Exercise goal –
Find the lines below that contain the word "this" and count them. Only the number should be given.

[Chart and figure data]
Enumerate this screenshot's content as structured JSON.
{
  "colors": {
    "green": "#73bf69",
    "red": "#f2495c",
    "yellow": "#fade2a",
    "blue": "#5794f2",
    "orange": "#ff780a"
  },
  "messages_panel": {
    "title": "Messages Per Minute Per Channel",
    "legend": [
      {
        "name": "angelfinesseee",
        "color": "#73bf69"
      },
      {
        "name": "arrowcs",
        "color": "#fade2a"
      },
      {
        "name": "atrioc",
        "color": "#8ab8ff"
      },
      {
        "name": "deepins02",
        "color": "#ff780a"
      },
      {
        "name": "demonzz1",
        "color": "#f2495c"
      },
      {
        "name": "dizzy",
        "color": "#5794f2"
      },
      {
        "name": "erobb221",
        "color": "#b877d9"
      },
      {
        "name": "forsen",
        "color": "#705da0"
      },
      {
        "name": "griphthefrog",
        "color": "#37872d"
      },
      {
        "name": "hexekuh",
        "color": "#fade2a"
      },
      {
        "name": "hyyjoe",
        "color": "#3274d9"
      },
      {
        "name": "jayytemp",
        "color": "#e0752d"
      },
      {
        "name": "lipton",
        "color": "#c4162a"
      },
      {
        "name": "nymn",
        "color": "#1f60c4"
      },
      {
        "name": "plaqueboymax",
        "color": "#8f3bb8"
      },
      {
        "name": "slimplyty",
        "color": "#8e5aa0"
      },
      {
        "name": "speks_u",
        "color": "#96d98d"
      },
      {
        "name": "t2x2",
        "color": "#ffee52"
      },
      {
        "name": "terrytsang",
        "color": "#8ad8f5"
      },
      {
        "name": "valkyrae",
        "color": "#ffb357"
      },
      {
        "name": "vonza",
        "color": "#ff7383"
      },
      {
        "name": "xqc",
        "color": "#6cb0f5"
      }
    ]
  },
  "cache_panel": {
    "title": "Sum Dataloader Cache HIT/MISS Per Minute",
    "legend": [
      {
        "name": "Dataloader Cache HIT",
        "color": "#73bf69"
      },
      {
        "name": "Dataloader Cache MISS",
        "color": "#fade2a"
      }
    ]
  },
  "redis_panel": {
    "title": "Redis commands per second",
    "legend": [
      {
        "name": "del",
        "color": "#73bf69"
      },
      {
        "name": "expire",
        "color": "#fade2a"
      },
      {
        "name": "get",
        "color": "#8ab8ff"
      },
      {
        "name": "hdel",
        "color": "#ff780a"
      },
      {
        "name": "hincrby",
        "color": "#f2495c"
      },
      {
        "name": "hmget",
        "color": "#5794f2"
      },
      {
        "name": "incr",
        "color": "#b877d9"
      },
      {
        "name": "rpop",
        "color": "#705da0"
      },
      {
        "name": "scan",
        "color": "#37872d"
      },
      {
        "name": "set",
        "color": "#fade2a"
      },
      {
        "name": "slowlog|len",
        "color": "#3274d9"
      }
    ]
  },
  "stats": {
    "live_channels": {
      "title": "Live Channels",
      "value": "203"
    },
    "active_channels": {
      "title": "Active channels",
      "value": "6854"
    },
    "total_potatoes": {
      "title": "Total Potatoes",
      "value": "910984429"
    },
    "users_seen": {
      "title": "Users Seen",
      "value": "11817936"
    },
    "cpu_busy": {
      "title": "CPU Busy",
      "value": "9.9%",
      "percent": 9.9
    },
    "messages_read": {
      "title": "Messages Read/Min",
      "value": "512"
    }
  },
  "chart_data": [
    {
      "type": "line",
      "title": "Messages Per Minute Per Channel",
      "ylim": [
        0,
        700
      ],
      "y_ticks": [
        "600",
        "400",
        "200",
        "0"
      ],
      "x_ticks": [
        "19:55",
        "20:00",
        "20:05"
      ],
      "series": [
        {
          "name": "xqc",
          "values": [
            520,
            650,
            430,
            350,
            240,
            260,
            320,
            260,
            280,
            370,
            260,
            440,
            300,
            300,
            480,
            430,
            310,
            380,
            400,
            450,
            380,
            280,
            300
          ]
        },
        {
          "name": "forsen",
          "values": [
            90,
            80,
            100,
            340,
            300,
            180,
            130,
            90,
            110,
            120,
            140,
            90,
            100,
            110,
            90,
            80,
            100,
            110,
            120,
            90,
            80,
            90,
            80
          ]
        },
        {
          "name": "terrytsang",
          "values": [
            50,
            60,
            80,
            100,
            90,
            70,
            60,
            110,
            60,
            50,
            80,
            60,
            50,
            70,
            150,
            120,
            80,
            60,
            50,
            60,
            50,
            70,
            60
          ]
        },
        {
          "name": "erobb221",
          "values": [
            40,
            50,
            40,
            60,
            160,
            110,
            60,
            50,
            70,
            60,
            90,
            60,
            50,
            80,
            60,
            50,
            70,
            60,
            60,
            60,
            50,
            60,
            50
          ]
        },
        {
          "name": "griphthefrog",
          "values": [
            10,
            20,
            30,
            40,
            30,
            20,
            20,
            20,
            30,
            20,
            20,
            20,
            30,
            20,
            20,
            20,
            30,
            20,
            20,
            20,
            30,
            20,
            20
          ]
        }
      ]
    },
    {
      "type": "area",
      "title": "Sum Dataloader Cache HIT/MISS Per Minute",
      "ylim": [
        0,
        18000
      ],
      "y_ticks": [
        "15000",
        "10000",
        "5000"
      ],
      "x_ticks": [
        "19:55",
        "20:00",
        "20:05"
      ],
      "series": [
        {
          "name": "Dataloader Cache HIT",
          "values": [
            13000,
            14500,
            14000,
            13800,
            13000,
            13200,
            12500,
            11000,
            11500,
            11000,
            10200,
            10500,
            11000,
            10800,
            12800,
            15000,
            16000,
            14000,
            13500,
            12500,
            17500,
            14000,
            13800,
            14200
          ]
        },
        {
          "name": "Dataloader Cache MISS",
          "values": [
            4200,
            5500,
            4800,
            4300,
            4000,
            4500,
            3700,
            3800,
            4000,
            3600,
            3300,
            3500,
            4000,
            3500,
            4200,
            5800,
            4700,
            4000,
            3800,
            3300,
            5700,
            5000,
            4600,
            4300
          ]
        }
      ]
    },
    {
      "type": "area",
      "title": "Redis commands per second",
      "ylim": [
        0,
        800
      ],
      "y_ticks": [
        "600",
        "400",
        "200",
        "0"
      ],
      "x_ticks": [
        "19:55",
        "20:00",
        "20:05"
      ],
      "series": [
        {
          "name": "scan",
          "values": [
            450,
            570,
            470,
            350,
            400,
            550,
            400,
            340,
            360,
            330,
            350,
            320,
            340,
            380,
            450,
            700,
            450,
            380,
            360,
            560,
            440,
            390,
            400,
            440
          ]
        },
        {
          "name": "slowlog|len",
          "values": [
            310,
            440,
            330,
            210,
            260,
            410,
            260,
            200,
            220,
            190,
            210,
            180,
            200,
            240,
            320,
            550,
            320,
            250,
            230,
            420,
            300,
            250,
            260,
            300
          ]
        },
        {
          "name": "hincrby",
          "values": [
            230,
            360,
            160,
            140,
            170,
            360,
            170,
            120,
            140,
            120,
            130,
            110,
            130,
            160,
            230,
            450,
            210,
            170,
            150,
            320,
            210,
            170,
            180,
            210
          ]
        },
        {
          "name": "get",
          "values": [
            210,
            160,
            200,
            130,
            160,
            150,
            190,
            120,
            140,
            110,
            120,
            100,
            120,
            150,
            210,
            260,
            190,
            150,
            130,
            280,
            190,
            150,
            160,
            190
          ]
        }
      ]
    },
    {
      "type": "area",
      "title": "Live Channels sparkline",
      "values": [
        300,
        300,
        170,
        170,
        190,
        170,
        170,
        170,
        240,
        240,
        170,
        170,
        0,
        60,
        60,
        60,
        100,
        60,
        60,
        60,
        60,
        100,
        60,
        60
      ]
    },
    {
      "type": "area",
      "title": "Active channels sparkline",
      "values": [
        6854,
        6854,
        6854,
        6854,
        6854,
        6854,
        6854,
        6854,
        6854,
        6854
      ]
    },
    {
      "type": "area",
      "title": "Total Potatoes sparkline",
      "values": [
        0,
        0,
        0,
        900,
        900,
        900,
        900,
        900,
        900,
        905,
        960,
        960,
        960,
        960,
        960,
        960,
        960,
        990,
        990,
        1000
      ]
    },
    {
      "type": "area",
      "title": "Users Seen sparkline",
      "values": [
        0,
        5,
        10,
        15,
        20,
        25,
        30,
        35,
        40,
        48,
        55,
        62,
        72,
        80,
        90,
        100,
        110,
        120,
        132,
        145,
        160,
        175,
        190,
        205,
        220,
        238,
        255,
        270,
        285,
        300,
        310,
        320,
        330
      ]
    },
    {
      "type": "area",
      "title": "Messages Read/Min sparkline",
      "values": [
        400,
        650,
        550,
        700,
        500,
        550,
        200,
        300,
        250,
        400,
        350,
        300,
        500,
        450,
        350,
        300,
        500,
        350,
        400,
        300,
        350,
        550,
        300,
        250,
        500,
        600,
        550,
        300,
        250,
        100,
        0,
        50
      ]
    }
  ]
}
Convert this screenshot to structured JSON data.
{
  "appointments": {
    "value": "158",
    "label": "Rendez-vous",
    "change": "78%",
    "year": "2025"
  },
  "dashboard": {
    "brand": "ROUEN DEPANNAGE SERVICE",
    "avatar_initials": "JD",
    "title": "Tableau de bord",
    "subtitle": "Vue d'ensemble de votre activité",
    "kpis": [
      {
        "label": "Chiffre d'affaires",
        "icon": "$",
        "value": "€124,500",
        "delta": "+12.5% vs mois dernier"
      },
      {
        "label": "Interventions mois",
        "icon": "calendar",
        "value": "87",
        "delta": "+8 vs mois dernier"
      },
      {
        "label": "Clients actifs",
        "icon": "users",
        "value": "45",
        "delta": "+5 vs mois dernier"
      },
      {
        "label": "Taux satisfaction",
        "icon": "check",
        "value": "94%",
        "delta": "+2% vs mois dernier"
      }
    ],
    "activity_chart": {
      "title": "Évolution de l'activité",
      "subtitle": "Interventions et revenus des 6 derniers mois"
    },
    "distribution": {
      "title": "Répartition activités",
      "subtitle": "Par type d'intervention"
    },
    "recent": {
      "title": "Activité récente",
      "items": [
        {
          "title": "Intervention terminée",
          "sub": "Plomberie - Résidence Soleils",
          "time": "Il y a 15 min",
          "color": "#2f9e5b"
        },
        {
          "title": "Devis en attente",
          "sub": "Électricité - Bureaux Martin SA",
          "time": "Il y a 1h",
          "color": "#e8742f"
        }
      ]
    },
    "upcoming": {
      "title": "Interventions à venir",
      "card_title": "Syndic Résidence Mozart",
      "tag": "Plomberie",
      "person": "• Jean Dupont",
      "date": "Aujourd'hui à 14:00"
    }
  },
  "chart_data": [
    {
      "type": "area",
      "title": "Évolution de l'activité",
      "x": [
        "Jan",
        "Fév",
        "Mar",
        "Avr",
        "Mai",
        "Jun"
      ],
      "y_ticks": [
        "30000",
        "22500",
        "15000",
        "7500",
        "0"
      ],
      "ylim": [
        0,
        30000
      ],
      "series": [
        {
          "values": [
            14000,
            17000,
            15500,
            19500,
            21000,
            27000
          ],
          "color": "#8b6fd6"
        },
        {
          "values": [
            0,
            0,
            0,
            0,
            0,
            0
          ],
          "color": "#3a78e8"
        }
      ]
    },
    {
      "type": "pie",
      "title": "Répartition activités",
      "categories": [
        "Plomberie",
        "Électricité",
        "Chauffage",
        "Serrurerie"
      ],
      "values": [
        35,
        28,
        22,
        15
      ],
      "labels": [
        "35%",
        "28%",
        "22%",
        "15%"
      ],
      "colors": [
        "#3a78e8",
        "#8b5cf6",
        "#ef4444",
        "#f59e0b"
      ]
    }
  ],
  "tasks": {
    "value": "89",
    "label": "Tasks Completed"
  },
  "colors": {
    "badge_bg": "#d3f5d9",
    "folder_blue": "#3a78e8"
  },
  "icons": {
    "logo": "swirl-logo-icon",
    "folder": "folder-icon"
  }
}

Exercise result –
2